** Begin Supplied data **

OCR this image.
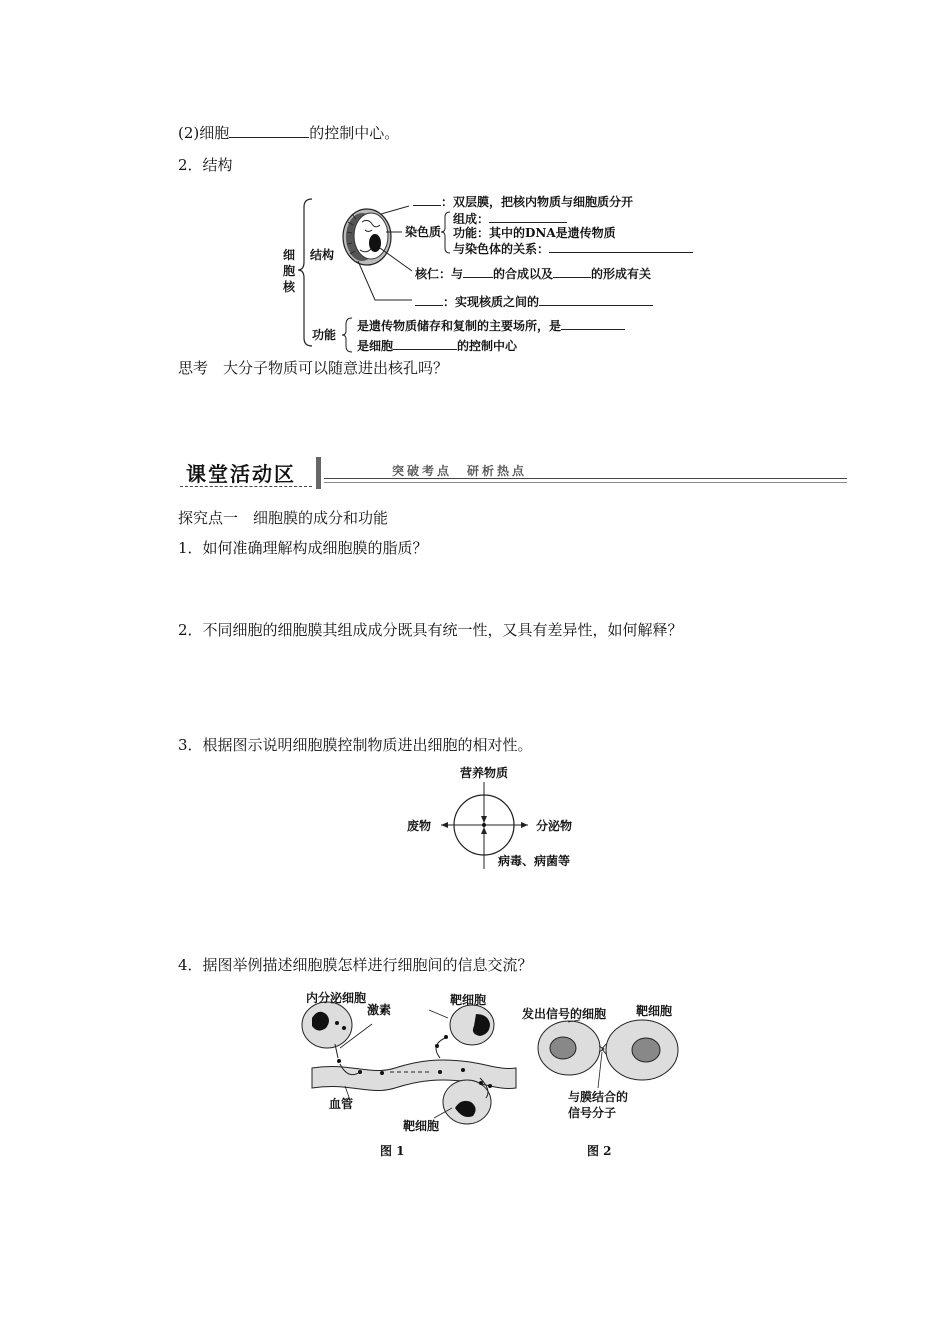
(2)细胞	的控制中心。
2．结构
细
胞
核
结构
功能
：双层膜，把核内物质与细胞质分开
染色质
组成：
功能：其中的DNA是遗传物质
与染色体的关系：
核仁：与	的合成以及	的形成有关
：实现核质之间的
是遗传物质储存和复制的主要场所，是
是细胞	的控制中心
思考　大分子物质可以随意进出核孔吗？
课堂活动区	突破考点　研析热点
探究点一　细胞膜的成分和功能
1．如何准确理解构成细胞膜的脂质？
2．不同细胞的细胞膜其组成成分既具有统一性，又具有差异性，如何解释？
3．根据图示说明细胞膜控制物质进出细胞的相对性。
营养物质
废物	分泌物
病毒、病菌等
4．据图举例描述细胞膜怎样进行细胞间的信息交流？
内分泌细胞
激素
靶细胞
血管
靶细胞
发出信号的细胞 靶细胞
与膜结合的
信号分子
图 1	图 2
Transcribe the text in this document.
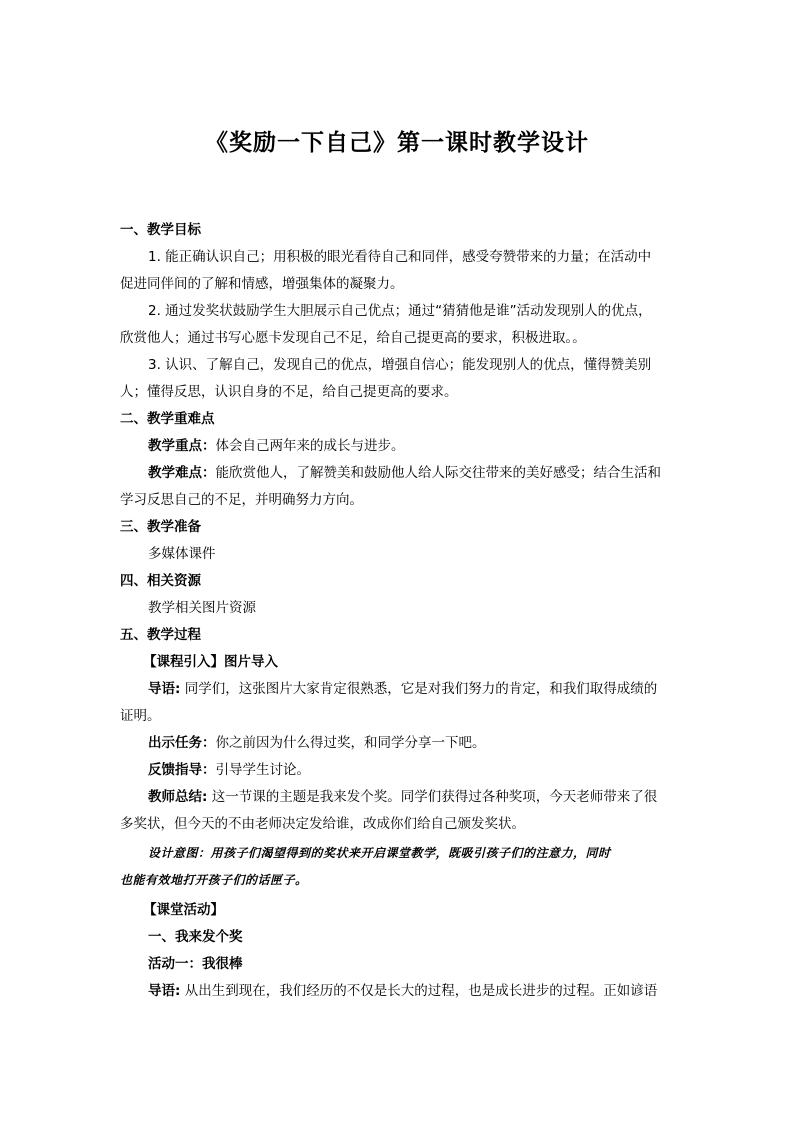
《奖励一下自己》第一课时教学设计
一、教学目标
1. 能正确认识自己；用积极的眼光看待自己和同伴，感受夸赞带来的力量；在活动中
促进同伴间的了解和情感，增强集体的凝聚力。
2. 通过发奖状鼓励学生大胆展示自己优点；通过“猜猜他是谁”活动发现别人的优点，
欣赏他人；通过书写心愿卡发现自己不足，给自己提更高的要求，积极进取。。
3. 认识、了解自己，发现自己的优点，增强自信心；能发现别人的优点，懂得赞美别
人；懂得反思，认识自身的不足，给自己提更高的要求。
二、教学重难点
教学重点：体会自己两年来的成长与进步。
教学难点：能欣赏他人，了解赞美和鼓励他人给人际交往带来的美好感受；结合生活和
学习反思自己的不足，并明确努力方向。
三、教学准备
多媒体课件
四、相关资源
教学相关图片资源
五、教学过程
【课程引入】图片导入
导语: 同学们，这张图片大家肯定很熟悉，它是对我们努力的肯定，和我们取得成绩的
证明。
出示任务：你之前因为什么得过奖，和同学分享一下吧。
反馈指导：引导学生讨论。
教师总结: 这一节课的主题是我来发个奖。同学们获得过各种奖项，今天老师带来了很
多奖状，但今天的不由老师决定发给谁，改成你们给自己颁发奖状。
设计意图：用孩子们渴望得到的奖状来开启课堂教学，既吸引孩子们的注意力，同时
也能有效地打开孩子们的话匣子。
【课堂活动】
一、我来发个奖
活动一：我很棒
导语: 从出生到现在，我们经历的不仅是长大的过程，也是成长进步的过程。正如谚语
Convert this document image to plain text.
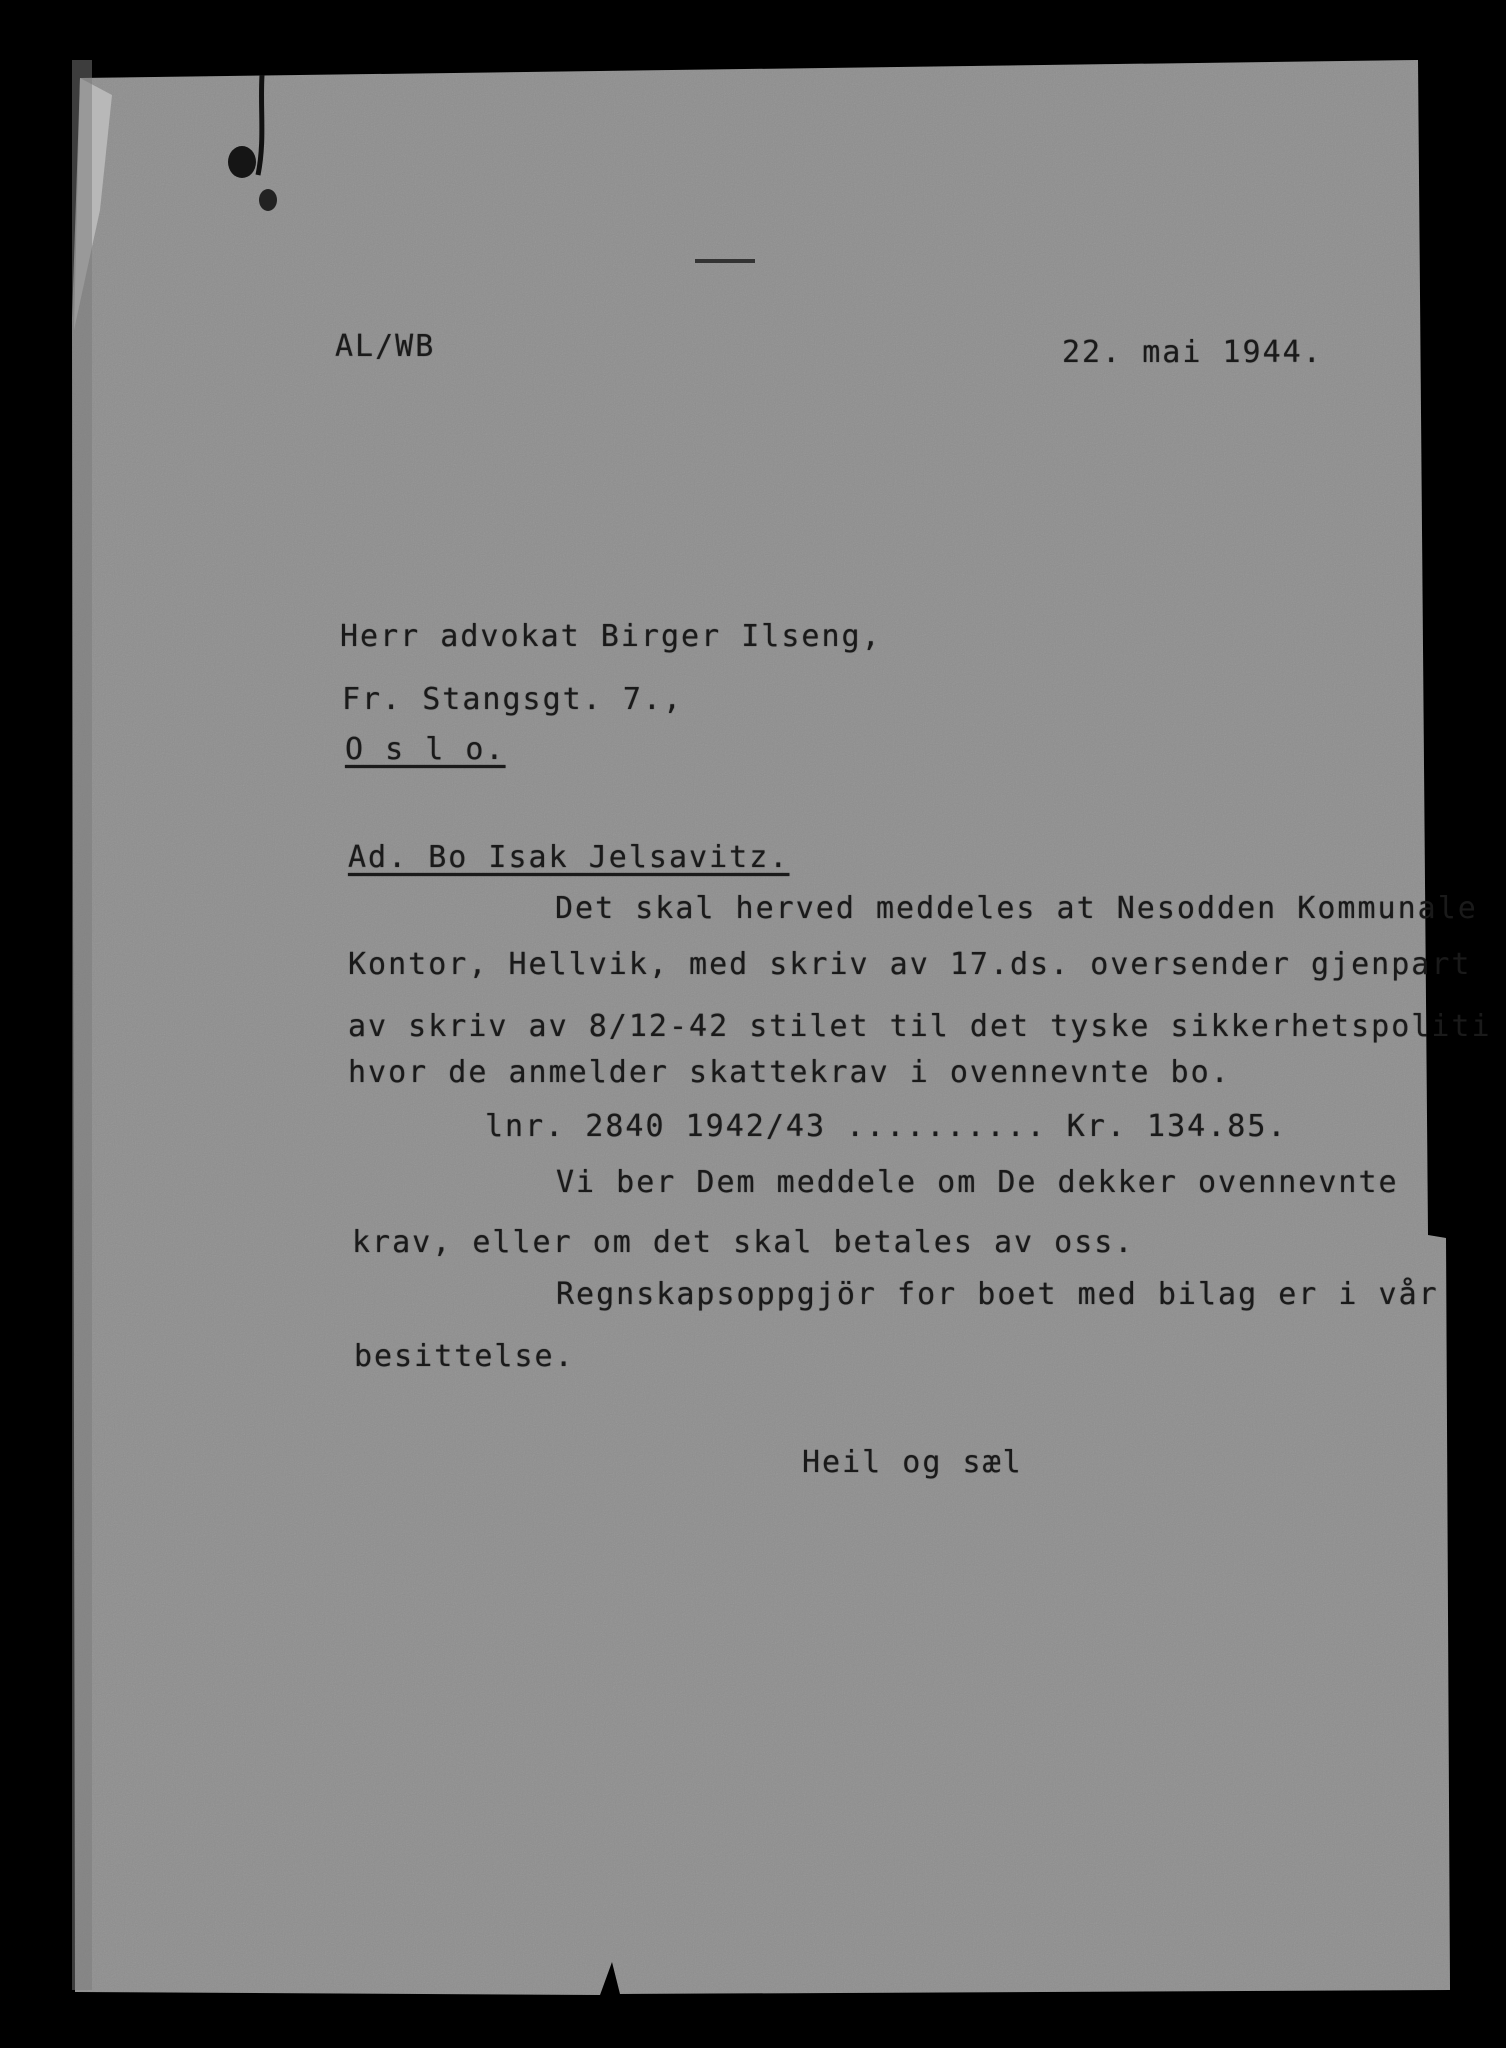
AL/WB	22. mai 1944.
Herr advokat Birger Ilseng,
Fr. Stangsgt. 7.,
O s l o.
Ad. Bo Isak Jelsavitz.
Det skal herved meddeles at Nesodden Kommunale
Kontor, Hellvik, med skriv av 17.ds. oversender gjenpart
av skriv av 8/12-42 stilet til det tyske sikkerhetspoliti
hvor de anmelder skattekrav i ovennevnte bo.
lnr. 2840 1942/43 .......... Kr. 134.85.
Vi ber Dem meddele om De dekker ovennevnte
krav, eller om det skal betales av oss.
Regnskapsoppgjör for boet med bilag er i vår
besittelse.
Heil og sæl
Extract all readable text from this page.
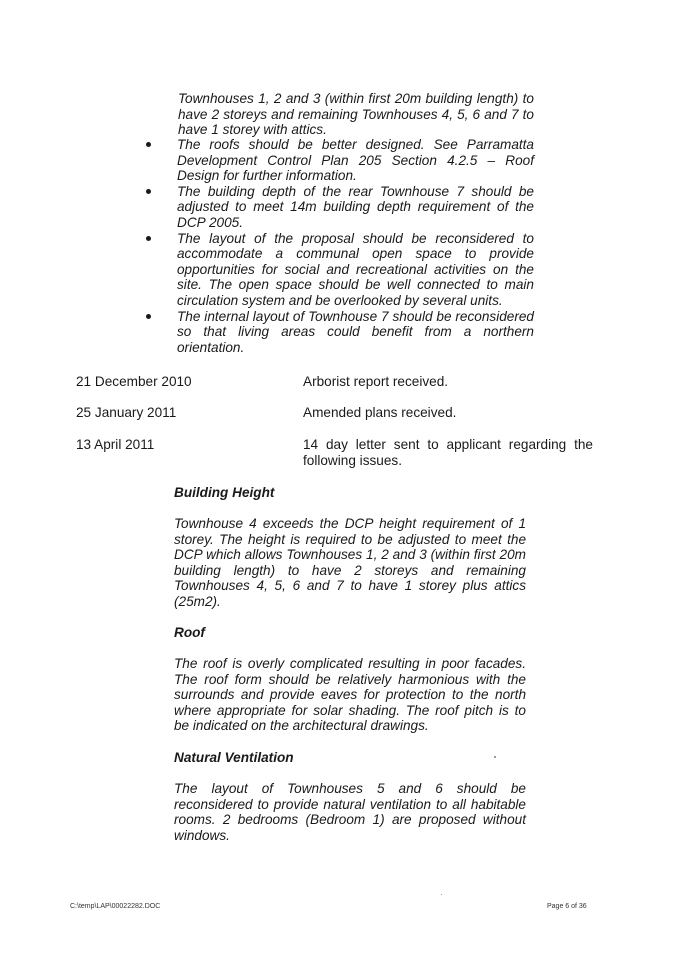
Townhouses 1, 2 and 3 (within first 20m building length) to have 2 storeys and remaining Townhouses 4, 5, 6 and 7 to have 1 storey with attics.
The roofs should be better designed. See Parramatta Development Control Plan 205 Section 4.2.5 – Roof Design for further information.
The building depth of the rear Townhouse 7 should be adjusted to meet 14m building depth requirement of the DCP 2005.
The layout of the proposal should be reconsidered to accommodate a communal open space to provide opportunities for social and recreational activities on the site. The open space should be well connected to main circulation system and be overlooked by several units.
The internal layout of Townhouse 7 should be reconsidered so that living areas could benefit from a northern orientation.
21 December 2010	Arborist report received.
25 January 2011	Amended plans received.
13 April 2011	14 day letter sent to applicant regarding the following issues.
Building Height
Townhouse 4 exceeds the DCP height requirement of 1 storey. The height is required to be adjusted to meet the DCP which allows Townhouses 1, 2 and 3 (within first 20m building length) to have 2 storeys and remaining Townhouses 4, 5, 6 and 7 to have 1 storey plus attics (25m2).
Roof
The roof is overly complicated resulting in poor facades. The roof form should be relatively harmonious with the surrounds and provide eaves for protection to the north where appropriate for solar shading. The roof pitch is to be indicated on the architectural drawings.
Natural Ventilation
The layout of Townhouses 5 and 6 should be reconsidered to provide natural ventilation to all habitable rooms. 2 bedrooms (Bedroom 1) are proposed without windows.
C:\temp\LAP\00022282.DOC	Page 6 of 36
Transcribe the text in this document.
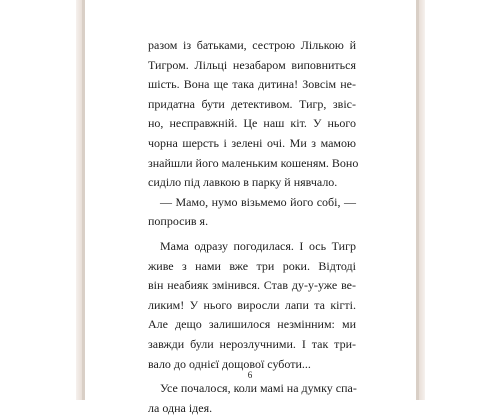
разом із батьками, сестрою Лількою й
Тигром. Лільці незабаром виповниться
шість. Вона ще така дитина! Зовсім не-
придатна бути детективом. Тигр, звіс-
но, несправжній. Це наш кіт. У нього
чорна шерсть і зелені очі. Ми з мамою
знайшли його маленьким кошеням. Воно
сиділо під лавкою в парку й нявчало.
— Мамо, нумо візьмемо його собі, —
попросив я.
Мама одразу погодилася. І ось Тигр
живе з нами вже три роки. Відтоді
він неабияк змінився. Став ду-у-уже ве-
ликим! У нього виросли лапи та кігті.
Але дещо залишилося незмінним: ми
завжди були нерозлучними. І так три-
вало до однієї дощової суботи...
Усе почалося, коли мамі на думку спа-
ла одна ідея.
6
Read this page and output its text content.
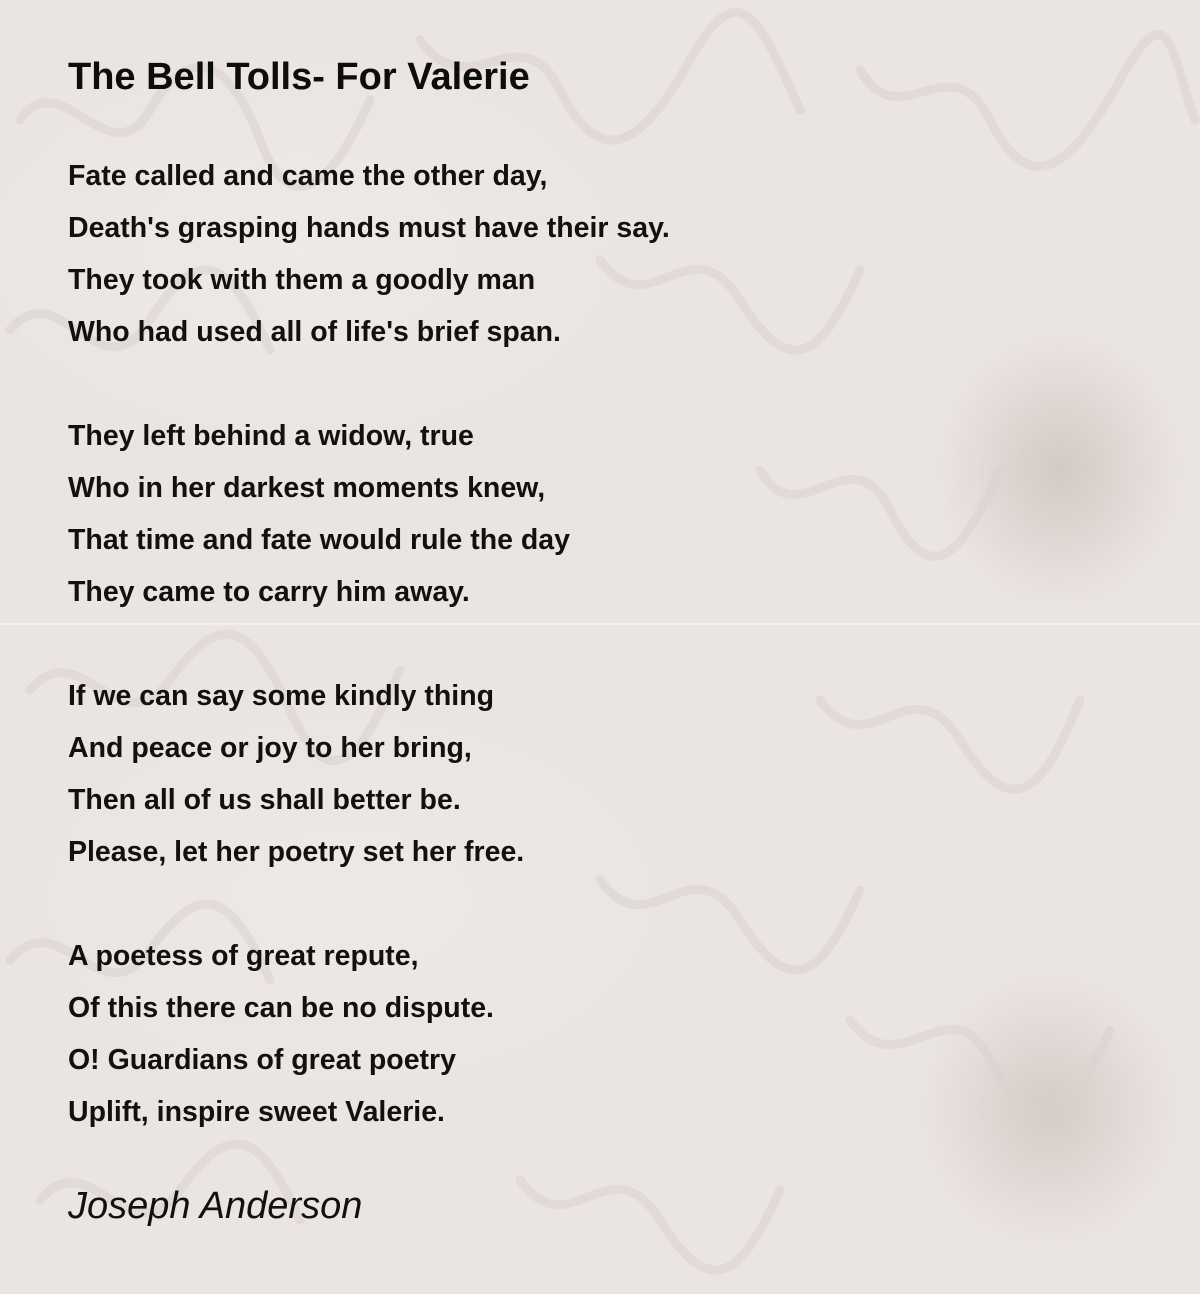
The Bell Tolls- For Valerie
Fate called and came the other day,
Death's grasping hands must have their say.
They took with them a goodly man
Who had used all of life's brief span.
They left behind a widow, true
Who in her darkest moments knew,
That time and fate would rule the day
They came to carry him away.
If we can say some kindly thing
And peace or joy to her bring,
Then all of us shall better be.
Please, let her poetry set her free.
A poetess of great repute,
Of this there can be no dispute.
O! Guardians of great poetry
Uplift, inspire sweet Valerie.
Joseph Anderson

** End Supplied data **

Work to be completed. Go through the material and copy out every line with "text" in it.

Exercise response.
Transcribe the text in this document.
Convert this document image to plain text.
Extract all readable text from this page.
Transcribe the text in this document.
Read this page and output its text content.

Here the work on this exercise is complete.